## PROBLEM
Compile every line that includes the word "superiore".

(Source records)
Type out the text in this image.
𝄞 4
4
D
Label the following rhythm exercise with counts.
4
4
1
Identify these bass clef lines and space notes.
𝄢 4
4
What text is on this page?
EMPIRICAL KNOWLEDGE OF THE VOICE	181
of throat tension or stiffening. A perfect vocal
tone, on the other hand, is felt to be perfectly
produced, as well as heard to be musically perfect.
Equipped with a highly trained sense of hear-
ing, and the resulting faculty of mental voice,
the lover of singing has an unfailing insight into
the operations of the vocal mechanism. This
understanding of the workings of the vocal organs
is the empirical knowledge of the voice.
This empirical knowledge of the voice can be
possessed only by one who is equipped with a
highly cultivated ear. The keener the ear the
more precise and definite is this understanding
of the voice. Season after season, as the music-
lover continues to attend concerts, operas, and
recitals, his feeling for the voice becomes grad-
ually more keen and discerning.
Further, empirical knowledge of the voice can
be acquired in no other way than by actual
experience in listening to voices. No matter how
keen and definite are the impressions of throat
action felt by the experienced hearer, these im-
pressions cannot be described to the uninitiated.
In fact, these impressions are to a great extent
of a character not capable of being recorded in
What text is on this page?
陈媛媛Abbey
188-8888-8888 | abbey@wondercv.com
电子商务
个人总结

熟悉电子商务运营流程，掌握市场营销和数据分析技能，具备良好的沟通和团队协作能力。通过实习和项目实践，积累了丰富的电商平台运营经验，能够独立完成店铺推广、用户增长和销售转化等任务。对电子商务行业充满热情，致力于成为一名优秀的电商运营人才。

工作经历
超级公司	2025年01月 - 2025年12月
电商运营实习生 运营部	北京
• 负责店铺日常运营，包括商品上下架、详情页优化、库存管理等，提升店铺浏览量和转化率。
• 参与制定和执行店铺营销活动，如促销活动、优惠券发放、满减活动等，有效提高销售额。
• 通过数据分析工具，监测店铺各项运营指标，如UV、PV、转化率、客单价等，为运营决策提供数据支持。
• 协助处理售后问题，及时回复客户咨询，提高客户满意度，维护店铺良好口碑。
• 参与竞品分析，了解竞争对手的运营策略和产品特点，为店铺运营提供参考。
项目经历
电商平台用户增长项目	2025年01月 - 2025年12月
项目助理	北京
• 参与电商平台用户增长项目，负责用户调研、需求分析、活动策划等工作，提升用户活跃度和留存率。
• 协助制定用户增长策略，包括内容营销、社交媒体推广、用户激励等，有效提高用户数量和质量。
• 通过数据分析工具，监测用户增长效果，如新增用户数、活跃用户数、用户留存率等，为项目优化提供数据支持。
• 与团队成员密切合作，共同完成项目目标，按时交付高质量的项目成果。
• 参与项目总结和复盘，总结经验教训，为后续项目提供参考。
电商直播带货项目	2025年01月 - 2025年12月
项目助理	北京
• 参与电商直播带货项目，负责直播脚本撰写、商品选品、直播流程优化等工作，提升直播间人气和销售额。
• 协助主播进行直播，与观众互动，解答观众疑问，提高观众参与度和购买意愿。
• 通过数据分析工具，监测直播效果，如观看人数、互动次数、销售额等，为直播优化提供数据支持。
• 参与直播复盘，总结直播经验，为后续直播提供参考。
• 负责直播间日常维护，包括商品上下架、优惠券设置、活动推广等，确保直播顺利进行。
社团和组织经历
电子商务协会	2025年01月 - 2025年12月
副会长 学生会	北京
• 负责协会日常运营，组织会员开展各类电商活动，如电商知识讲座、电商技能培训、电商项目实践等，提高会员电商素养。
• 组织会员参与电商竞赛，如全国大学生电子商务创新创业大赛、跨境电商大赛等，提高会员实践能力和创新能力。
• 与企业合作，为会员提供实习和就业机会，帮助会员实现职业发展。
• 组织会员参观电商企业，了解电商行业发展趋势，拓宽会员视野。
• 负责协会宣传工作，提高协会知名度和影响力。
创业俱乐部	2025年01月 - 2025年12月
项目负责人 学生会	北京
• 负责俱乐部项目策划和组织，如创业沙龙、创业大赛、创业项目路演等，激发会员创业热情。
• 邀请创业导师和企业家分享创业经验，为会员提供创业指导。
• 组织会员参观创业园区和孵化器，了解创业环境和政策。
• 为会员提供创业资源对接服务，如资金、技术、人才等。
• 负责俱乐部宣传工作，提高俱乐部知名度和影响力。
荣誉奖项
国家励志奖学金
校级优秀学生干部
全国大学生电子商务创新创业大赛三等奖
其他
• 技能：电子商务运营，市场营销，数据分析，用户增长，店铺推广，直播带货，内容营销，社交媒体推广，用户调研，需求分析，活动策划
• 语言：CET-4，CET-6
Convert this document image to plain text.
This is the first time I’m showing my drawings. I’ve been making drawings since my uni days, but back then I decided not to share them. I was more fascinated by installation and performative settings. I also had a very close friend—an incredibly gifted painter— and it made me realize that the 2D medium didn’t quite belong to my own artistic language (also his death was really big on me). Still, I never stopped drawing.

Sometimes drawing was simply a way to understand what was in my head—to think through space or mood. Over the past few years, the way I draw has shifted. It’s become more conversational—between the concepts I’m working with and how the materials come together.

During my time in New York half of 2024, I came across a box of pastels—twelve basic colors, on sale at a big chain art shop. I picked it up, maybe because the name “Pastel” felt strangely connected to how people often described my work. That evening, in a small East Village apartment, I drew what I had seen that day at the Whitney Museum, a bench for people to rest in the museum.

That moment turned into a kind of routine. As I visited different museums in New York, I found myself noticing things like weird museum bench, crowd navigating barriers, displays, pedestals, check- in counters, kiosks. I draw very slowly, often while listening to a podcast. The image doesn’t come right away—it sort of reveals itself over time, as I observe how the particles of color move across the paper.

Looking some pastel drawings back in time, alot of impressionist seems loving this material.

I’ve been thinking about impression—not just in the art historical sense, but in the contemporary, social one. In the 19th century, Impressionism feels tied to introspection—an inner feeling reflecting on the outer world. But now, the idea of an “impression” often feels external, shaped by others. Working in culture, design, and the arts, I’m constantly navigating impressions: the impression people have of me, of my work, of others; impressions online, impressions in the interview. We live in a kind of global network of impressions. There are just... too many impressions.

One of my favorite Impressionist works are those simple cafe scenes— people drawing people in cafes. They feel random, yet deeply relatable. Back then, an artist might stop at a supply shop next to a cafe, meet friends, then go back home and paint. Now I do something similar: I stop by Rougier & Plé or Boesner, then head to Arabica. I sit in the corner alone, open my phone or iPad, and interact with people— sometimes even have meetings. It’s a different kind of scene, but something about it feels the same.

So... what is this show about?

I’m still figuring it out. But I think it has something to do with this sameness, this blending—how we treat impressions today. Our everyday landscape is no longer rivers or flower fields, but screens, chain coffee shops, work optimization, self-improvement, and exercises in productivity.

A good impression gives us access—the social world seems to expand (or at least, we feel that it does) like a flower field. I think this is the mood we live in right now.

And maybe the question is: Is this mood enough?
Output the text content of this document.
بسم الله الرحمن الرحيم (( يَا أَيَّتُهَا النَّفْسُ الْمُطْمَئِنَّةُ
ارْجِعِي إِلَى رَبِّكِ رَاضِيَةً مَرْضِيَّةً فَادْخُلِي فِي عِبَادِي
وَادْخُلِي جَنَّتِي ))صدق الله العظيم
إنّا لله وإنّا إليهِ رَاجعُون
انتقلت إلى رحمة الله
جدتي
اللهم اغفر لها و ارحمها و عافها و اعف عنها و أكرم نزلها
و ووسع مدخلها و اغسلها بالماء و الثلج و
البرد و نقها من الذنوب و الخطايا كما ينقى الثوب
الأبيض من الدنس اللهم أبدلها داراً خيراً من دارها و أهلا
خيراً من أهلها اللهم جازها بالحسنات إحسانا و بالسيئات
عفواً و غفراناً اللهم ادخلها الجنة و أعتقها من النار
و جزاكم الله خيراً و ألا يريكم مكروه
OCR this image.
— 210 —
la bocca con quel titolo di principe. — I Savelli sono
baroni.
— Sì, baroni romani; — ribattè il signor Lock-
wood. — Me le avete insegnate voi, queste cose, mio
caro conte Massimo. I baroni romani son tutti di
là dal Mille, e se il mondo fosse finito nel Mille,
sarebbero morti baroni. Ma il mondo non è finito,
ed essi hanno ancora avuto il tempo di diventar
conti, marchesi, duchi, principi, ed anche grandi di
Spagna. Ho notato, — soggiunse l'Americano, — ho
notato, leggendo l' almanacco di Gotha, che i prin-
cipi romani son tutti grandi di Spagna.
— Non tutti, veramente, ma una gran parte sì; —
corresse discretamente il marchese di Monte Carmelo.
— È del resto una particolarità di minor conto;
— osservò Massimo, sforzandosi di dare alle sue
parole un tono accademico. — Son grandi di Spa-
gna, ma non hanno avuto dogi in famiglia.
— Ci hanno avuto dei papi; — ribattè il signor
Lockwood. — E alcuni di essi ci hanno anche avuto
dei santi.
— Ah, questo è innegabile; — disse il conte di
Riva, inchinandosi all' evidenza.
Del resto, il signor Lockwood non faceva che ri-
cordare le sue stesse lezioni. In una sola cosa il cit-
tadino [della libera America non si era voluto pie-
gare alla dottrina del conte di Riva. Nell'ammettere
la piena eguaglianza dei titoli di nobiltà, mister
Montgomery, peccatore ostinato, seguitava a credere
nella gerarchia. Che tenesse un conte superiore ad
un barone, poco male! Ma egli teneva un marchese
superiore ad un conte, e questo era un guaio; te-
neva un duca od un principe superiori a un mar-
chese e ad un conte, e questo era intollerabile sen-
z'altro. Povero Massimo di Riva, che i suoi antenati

## TASK RESPONSE
nella gerarchia. Che tenesse un conte superiore ad
superiore ad un conte, e questo era un guaio; te-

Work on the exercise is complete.